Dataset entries
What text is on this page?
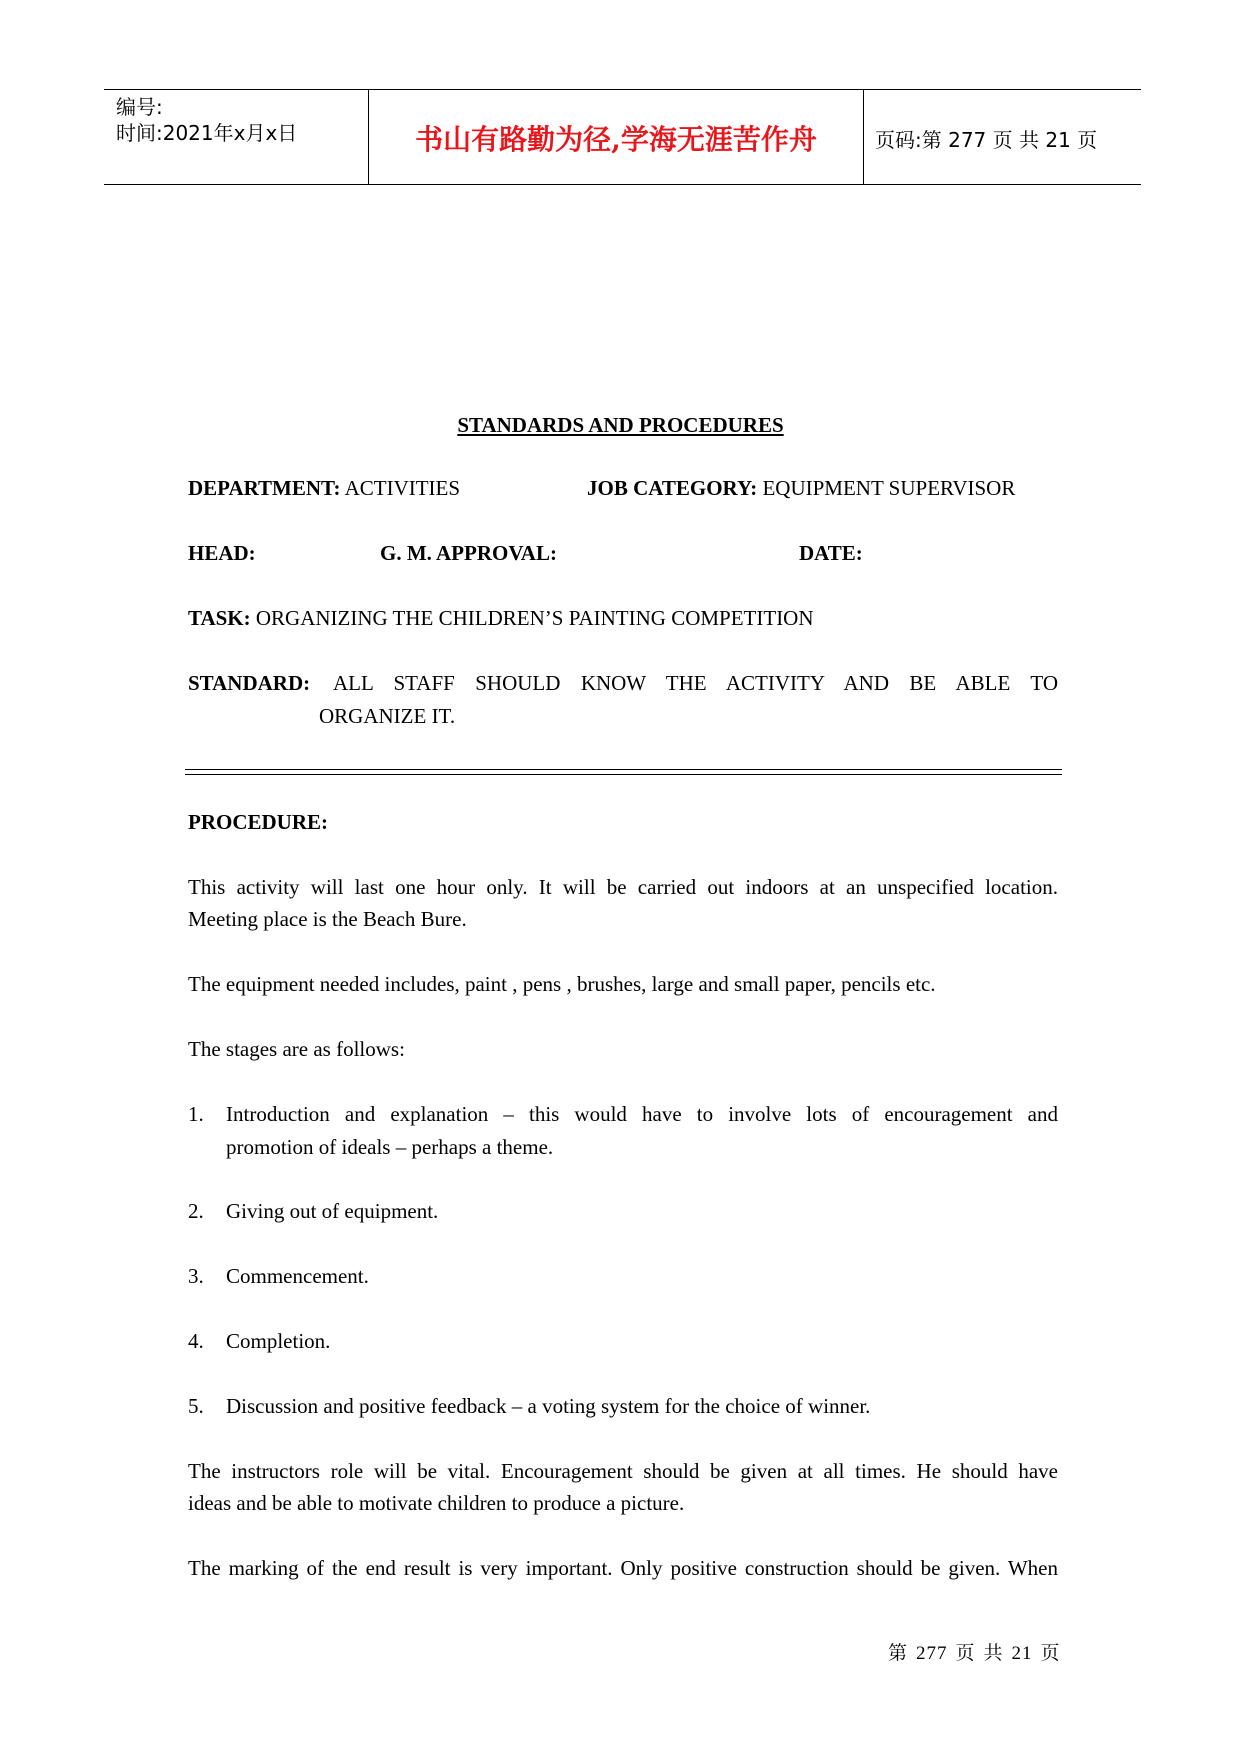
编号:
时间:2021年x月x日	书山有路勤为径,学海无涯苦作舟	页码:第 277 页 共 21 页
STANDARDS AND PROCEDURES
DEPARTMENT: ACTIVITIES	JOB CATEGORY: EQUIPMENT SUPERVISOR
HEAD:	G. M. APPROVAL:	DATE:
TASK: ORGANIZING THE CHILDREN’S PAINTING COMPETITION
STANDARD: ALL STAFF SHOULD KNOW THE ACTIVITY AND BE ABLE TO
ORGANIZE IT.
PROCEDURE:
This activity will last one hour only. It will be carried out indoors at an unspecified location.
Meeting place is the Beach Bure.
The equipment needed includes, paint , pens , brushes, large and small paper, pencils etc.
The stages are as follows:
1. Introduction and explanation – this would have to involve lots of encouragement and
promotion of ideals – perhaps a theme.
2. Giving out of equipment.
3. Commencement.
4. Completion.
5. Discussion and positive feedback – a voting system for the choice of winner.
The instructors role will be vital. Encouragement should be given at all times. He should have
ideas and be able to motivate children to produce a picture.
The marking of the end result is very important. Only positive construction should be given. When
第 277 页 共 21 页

* _What to produce_
Omit each picture, then return all of the listing exactly as it stands.

* _Complete answer_
What text is on this page?
编号:
时间:2021年x月x日	书山有路勤为径,学海无涯苦作舟	页码:第 277 页 共 21 页
STANDARDS AND PROCEDURES
DEPARTMENT: ACTIVITIES	JOB CATEGORY: EQUIPMENT SUPERVISOR
HEAD:	G. M. APPROVAL:	DATE:
TASK: ORGANIZING THE CHILDREN’S PAINTING COMPETITION
STANDARD: ALL STAFF SHOULD KNOW THE ACTIVITY AND BE ABLE TO
ORGANIZE IT.
PROCEDURE:
This activity will last one hour only. It will be carried out indoors at an unspecified location.
Meeting place is the Beach Bure.
The equipment needed includes, paint , pens , brushes, large and small paper, pencils etc.
The stages are as follows:
1. Introduction and explanation – this would have to involve lots of encouragement and
promotion of ideals – perhaps a theme.
2. Giving out of equipment.
3. Commencement.
4. Completion.
5. Discussion and positive feedback – a voting system for the choice of winner.
The instructors role will be vital. Encouragement should be given at all times. He should have
ideas and be able to motivate children to produce a picture.
The marking of the end result is very important. Only positive construction should be given. When
第 277 页 共 21 页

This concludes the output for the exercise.